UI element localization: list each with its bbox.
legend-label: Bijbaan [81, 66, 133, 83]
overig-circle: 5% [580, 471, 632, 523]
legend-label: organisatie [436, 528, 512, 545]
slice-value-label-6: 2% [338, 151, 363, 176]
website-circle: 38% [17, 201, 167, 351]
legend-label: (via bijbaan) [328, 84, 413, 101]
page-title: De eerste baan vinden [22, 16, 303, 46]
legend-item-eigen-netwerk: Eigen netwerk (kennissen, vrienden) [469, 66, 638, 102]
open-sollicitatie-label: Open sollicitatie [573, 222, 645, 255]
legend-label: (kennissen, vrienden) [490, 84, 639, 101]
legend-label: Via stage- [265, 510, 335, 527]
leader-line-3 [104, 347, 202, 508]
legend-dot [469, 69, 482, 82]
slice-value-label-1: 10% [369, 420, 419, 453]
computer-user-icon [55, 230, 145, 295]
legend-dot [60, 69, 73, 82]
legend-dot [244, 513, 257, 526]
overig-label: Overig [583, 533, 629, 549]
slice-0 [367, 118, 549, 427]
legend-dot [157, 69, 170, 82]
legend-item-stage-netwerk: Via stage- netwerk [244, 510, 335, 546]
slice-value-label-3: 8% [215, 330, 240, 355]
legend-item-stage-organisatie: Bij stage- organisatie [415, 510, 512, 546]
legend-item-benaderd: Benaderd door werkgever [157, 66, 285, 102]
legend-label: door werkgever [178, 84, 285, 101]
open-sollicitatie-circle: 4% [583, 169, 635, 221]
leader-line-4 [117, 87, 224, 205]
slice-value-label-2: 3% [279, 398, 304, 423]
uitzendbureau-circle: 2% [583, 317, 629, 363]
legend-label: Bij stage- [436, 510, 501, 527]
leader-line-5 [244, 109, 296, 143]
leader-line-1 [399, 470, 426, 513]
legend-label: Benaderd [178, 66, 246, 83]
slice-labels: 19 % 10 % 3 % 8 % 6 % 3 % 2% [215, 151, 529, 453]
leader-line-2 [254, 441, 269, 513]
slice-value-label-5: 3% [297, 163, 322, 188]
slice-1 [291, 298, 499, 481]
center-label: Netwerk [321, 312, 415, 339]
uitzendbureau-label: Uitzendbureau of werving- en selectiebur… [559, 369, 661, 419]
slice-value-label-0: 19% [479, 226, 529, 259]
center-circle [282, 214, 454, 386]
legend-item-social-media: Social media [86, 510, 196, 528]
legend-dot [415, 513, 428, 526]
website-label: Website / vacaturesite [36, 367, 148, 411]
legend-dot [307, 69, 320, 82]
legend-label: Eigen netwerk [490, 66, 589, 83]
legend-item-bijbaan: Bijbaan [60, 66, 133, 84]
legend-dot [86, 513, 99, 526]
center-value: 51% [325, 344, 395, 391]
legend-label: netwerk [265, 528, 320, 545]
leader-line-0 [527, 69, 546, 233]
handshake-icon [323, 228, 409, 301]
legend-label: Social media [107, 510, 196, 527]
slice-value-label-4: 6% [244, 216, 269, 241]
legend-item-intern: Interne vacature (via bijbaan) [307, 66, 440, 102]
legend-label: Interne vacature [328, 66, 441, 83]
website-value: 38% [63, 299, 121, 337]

---

▶ **Do this**: Copy every line of the data above verbatim, keeping the original order.

▶ **Result of this exercise**:
UI element localization: list each with its bbox.
legend-label: Bijbaan [81, 66, 133, 83]
overig-circle: 5% [580, 471, 632, 523]
legend-label: organisatie [436, 528, 512, 545]
slice-value-label-6: 2% [338, 151, 363, 176]
website-circle: 38% [17, 201, 167, 351]
legend-label: (via bijbaan) [328, 84, 413, 101]
page-title: De eerste baan vinden [22, 16, 303, 46]
legend-item-eigen-netwerk: Eigen netwerk (kennissen, vrienden) [469, 66, 638, 102]
open-sollicitatie-label: Open sollicitatie [573, 222, 645, 255]
legend-label: (kennissen, vrienden) [490, 84, 639, 101]
legend-label: Via stage- [265, 510, 335, 527]
leader-line-3 [104, 347, 202, 508]
legend-dot [469, 69, 482, 82]
slice-value-label-1: 10% [369, 420, 419, 453]
computer-user-icon [55, 230, 145, 295]
legend-dot [60, 69, 73, 82]
legend-dot [244, 513, 257, 526]
overig-label: Overig [583, 533, 629, 549]
slice-0 [367, 118, 549, 427]
legend-dot [157, 69, 170, 82]
legend-item-stage-netwerk: Via stage- netwerk [244, 510, 335, 546]
slice-value-label-3: 8% [215, 330, 240, 355]
legend-item-stage-organisatie: Bij stage- organisatie [415, 510, 512, 546]
legend-item-benaderd: Benaderd door werkgever [157, 66, 285, 102]
legend-label: door werkgever [178, 84, 285, 101]
open-sollicitatie-circle: 4% [583, 169, 635, 221]
leader-line-4 [117, 87, 224, 205]
slice-value-label-2: 3% [279, 398, 304, 423]
uitzendbureau-circle: 2% [583, 317, 629, 363]
legend-label: Bij stage- [436, 510, 501, 527]
leader-line-5 [244, 109, 296, 143]
leader-line-1 [399, 470, 426, 513]
legend-label: Benaderd [178, 66, 246, 83]
slice-labels: 19 % 10 % 3 % 8 % 6 % 3 % 2% [215, 151, 529, 453]
leader-line-2 [254, 441, 269, 513]
slice-value-label-5: 3% [297, 163, 322, 188]
slice-1 [291, 298, 499, 481]
center-label: Netwerk [321, 312, 415, 339]
uitzendbureau-label: Uitzendbureau of werving- en selectiebur… [559, 369, 661, 419]
slice-value-label-0: 19% [479, 226, 529, 259]
center-circle [282, 214, 454, 386]
legend-item-social-media: Social media [86, 510, 196, 528]
legend-dot [415, 513, 428, 526]
website-label: Website / vacaturesite [36, 367, 148, 411]
legend-dot [307, 69, 320, 82]
legend-label: Eigen netwerk [490, 66, 589, 83]
legend-item-bijbaan: Bijbaan [60, 66, 133, 84]
legend-dot [86, 513, 99, 526]
center-value: 51% [325, 344, 395, 391]
legend-label: netwerk [265, 528, 320, 545]
leader-line-0 [527, 69, 546, 233]
handshake-icon [323, 228, 409, 301]
legend-label: Social media [107, 510, 196, 527]
slice-value-label-4: 6% [244, 216, 269, 241]
legend-item-intern: Interne vacature (via bijbaan) [307, 66, 440, 102]
legend-label: Interne vacature [328, 66, 441, 83]
website-value: 38% [63, 299, 121, 337]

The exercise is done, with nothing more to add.